**EXERCISE INSTRUCTIONS:**
Revise the records below by replacing every "bounding box" with "box coordinates", leaving everything else unchanged.

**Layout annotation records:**
##########

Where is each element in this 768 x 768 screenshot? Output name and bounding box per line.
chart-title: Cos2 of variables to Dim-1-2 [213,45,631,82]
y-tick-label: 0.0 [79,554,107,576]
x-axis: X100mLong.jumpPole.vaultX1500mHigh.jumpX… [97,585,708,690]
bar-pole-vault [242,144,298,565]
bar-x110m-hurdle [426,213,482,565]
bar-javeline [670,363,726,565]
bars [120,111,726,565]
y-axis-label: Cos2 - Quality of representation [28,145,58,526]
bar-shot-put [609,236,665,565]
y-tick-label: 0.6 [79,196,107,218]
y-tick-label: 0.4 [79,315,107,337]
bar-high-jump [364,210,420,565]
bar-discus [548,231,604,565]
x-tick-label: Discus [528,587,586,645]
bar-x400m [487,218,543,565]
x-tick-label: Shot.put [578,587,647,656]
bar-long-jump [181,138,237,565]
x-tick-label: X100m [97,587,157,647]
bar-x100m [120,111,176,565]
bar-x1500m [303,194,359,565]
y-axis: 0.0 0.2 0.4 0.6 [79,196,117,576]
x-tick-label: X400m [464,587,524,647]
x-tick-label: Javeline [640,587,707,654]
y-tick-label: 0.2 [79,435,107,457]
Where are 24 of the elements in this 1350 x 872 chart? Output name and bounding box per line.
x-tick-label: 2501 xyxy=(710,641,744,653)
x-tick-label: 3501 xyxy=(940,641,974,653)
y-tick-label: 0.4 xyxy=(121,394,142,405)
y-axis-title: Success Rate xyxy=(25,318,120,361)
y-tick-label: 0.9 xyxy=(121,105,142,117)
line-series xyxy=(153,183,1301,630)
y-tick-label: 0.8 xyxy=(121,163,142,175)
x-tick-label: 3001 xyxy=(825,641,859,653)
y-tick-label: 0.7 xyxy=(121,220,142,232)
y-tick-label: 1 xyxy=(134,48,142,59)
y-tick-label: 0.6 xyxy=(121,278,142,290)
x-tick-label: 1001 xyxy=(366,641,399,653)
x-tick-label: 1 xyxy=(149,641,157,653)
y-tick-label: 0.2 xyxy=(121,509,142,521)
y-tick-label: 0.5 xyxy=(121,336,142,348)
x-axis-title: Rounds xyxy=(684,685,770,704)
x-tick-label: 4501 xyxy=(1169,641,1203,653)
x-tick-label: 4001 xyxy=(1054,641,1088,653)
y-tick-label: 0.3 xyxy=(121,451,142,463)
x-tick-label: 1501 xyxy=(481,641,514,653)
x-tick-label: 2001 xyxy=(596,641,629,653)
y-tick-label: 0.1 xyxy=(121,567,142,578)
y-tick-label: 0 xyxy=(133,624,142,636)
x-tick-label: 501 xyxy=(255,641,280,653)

##########

**CORRECT OUTPUT:**
Where is each element in this 768 x 768 screenshot? Output name and box coordinates per line.
chart-title: Cos2 of variables to Dim-1-2 [213,45,631,82]
y-tick-label: 0.0 [79,554,107,576]
x-axis: X100mLong.jumpPole.vaultX1500mHigh.jumpX… [97,585,708,690]
bar-pole-vault [242,144,298,565]
bar-x110m-hurdle [426,213,482,565]
bar-javeline [670,363,726,565]
bars [120,111,726,565]
y-axis-label: Cos2 - Quality of representation [28,145,58,526]
bar-shot-put [609,236,665,565]
y-tick-label: 0.6 [79,196,107,218]
y-tick-label: 0.4 [79,315,107,337]
bar-high-jump [364,210,420,565]
bar-discus [548,231,604,565]
x-tick-label: Discus [528,587,586,645]
bar-x400m [487,218,543,565]
x-tick-label: Shot.put [578,587,647,656]
bar-long-jump [181,138,237,565]
x-tick-label: X100m [97,587,157,647]
bar-x100m [120,111,176,565]
bar-x1500m [303,194,359,565]
y-axis: 0.0 0.2 0.4 0.6 [79,196,117,576]
x-tick-label: X400m [464,587,524,647]
x-tick-label: Javeline [640,587,707,654]
y-tick-label: 0.2 [79,435,107,457]
Where are 24 of the elements in this 1350 x 872 chart? Output name and box coordinates per line.
x-tick-label: 2501 xyxy=(710,641,744,653)
x-tick-label: 3501 xyxy=(940,641,974,653)
y-tick-label: 0.4 xyxy=(121,394,142,405)
y-axis-title: Success Rate xyxy=(25,318,120,361)
y-tick-label: 0.9 xyxy=(121,105,142,117)
line-series xyxy=(153,183,1301,630)
y-tick-label: 0.8 xyxy=(121,163,142,175)
x-tick-label: 3001 xyxy=(825,641,859,653)
y-tick-label: 0.7 xyxy=(121,220,142,232)
y-tick-label: 1 xyxy=(134,48,142,59)
y-tick-label: 0.6 xyxy=(121,278,142,290)
x-tick-label: 1001 xyxy=(366,641,399,653)
x-tick-label: 1 xyxy=(149,641,157,653)
y-tick-label: 0.2 xyxy=(121,509,142,521)
y-tick-label: 0.5 xyxy=(121,336,142,348)
x-axis-title: Rounds xyxy=(684,685,770,704)
x-tick-label: 4501 xyxy=(1169,641,1203,653)
x-tick-label: 4001 xyxy=(1054,641,1088,653)
y-tick-label: 0.3 xyxy=(121,451,142,463)
x-tick-label: 1501 xyxy=(481,641,514,653)
x-tick-label: 2001 xyxy=(596,641,629,653)
y-tick-label: 0.1 xyxy=(121,567,142,578)
y-tick-label: 0 xyxy=(133,624,142,636)
x-tick-label: 501 xyxy=(255,641,280,653)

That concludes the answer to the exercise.